Figure collection entries:

☆ ☆ ☆

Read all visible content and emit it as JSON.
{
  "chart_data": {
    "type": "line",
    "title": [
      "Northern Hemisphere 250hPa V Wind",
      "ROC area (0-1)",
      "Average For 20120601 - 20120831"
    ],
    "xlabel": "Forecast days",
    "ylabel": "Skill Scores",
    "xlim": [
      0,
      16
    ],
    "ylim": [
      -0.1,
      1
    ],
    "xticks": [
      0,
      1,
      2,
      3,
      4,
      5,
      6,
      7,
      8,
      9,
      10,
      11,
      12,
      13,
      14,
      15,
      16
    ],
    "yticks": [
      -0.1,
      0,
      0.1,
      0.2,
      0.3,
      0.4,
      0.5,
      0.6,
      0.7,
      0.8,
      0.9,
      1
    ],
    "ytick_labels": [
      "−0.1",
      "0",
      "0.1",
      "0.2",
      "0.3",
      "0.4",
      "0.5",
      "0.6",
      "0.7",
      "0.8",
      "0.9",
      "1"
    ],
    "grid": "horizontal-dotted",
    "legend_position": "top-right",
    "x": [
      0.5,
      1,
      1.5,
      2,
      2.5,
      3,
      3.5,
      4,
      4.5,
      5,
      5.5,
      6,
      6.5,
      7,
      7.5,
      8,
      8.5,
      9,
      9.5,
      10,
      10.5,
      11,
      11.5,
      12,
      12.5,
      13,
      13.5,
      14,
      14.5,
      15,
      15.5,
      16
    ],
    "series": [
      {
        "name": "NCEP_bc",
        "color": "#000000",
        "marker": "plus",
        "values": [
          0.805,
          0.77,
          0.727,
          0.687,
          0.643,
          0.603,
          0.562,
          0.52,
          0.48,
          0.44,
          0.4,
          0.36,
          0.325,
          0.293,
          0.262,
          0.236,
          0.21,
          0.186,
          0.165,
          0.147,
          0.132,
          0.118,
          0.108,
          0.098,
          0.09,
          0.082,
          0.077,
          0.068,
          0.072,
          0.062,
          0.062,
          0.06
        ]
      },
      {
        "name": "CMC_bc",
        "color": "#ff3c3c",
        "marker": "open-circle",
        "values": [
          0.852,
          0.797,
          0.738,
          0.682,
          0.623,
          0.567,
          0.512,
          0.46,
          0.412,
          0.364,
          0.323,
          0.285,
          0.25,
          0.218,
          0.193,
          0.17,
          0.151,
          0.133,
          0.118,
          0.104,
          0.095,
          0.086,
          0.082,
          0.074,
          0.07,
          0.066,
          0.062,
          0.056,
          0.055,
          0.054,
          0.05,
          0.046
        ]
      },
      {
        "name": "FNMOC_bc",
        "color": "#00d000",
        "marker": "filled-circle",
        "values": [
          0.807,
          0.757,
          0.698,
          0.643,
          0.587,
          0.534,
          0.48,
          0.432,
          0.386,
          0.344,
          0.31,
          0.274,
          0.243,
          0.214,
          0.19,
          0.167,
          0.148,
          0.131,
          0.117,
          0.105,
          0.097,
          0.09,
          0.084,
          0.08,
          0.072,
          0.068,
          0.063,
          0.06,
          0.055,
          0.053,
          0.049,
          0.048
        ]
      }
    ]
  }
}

☆ ☆ ☆

What you have to do - Wherever "name" shows up in a line, copy that line.

Solution for this exercise -
        "name": "NCEP_bc",
        "name": "CMC_bc",
        "name": "FNMOC_bc",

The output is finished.